» **What is being asked**: Print each of the entries exactly, leaving nothing out.

» **Data lines**:
※
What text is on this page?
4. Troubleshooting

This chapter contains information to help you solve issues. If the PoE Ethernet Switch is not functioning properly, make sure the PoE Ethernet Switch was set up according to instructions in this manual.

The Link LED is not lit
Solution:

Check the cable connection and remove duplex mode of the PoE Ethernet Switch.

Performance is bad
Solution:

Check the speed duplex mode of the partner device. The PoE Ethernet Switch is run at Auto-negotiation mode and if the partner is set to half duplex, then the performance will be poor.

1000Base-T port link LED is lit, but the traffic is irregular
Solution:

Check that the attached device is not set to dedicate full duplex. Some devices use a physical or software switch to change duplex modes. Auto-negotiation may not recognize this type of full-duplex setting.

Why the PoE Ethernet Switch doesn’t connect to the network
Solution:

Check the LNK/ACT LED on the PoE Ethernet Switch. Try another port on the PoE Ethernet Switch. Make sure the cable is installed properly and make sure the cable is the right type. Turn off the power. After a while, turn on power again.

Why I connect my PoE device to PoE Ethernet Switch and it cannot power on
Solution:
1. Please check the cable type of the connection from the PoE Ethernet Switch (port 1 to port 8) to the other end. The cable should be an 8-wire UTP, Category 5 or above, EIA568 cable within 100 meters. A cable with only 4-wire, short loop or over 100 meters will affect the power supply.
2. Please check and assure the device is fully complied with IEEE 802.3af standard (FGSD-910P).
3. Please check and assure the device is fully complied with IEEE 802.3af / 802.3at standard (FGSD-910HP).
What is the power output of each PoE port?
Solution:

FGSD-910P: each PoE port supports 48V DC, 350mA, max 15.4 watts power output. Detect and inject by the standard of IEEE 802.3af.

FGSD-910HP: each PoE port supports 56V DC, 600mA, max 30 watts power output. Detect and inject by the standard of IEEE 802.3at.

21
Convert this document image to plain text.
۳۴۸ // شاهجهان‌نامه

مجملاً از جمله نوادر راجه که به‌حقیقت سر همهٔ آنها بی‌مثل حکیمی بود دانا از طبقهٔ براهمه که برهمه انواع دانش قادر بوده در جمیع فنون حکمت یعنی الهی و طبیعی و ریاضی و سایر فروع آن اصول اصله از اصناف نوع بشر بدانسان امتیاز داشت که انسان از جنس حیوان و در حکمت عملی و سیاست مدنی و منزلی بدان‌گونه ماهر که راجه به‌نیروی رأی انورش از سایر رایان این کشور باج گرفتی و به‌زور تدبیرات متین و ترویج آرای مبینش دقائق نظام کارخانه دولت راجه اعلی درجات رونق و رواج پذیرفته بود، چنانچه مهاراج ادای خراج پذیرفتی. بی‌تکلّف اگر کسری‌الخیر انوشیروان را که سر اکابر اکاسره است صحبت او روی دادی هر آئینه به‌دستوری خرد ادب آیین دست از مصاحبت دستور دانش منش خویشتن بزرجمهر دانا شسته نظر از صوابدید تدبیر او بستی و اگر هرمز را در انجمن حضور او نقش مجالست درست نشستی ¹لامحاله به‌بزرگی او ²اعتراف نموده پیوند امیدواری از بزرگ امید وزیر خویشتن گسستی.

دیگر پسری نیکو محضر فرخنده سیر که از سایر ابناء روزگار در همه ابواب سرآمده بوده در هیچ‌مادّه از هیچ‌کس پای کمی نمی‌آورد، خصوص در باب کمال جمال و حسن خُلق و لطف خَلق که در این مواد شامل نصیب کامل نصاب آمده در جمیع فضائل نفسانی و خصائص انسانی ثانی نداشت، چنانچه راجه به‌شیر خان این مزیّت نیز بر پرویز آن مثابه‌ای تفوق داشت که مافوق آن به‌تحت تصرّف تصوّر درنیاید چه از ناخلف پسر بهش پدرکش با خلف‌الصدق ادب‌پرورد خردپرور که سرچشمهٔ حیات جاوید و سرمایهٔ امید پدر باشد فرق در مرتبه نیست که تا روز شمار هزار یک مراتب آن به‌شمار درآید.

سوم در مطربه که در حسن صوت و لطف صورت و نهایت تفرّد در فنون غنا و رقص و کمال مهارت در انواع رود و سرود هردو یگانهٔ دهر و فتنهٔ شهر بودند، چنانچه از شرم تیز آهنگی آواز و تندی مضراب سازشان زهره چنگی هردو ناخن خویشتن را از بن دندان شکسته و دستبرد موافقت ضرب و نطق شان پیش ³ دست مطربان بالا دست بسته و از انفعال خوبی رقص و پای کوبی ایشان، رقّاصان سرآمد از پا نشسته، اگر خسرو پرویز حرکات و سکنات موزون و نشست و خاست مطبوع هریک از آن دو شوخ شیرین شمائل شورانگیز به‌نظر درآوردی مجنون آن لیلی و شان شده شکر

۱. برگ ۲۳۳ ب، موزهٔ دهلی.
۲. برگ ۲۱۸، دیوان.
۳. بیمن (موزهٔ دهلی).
※
» **Result of the task**:
What text is on this page?
4. Troubleshooting

This chapter contains information to help you solve issues. If the PoE Ethernet Switch is not functioning properly, make sure the PoE Ethernet Switch was set up according to instructions in this manual.

The Link LED is not lit
Solution:

Check the cable connection and remove duplex mode of the PoE Ethernet Switch.

Performance is bad
Solution:

Check the speed duplex mode of the partner device. The PoE Ethernet Switch is run at Auto-negotiation mode and if the partner is set to half duplex, then the performance will be poor.

1000Base-T port link LED is lit, but the traffic is irregular
Solution:

Check that the attached device is not set to dedicate full duplex. Some devices use a physical or software switch to change duplex modes. Auto-negotiation may not recognize this type of full-duplex setting.

Why the PoE Ethernet Switch doesn’t connect to the network
Solution:

Check the LNK/ACT LED on the PoE Ethernet Switch. Try another port on the PoE Ethernet Switch. Make sure the cable is installed properly and make sure the cable is the right type. Turn off the power. After a while, turn on power again.

Why I connect my PoE device to PoE Ethernet Switch and it cannot power on
Solution:
1. Please check the cable type of the connection from the PoE Ethernet Switch (port 1 to port 8) to the other end. The cable should be an 8-wire UTP, Category 5 or above, EIA568 cable within 100 meters. A cable with only 4-wire, short loop or over 100 meters will affect the power supply.
2. Please check and assure the device is fully complied with IEEE 802.3af standard (FGSD-910P).
3. Please check and assure the device is fully complied with IEEE 802.3af / 802.3at standard (FGSD-910HP).
What is the power output of each PoE port?
Solution:

FGSD-910P: each PoE port supports 48V DC, 350mA, max 15.4 watts power output. Detect and inject by the standard of IEEE 802.3af.

FGSD-910HP: each PoE port supports 56V DC, 600mA, max 30 watts power output. Detect and inject by the standard of IEEE 802.3at.

21
Convert this document image to plain text.
۳۴۸ // شاهجهان‌نامه

مجملاً از جمله نوادر راجه که به‌حقیقت سر همهٔ آنها بی‌مثل حکیمی بود دانا از طبقهٔ براهمه که برهمه انواع دانش قادر بوده در جمیع فنون حکمت یعنی الهی و طبیعی و ریاضی و سایر فروع آن اصول اصله از اصناف نوع بشر بدانسان امتیاز داشت که انسان از جنس حیوان و در حکمت عملی و سیاست مدنی و منزلی بدان‌گونه ماهر که راجه به‌نیروی رأی انورش از سایر رایان این کشور باج گرفتی و به‌زور تدبیرات متین و ترویج آرای مبینش دقائق نظام کارخانه دولت راجه اعلی درجات رونق و رواج پذیرفته بود، چنانچه مهاراج ادای خراج پذیرفتی. بی‌تکلّف اگر کسری‌الخیر انوشیروان را که سر اکابر اکاسره است صحبت او روی دادی هر آئینه به‌دستوری خرد ادب آیین دست از مصاحبت دستور دانش منش خویشتن بزرجمهر دانا شسته نظر از صوابدید تدبیر او بستی و اگر هرمز را در انجمن حضور او نقش مجالست درست نشستی ¹لامحاله به‌بزرگی او ²اعتراف نموده پیوند امیدواری از بزرگ امید وزیر خویشتن گسستی.

دیگر پسری نیکو محضر فرخنده سیر که از سایر ابناء روزگار در همه ابواب سرآمده بوده در هیچ‌مادّه از هیچ‌کس پای کمی نمی‌آورد، خصوص در باب کمال جمال و حسن خُلق و لطف خَلق که در این مواد شامل نصیب کامل نصاب آمده در جمیع فضائل نفسانی و خصائص انسانی ثانی نداشت، چنانچه راجه به‌شیر خان این مزیّت نیز بر پرویز آن مثابه‌ای تفوق داشت که مافوق آن به‌تحت تصرّف تصوّر درنیاید چه از ناخلف پسر بهش پدرکش با خلف‌الصدق ادب‌پرورد خردپرور که سرچشمهٔ حیات جاوید و سرمایهٔ امید پدر باشد فرق در مرتبه نیست که تا روز شمار هزار یک مراتب آن به‌شمار درآید.

سوم در مطربه که در حسن صوت و لطف صورت و نهایت تفرّد در فنون غنا و رقص و کمال مهارت در انواع رود و سرود هردو یگانهٔ دهر و فتنهٔ شهر بودند، چنانچه از شرم تیز آهنگی آواز و تندی مضراب سازشان زهره چنگی هردو ناخن خویشتن را از بن دندان شکسته و دستبرد موافقت ضرب و نطق شان پیش ³ دست مطربان بالا دست بسته و از انفعال خوبی رقص و پای کوبی ایشان، رقّاصان سرآمد از پا نشسته، اگر خسرو پرویز حرکات و سکنات موزون و نشست و خاست مطبوع هریک از آن دو شوخ شیرین شمائل شورانگیز به‌نظر درآوردی مجنون آن لیلی و شان شده شکر

۱. برگ ۲۳۳ ب، موزهٔ دهلی.
۲. برگ ۲۱۸، دیوان.
۳. بیمن (موزهٔ دهلی).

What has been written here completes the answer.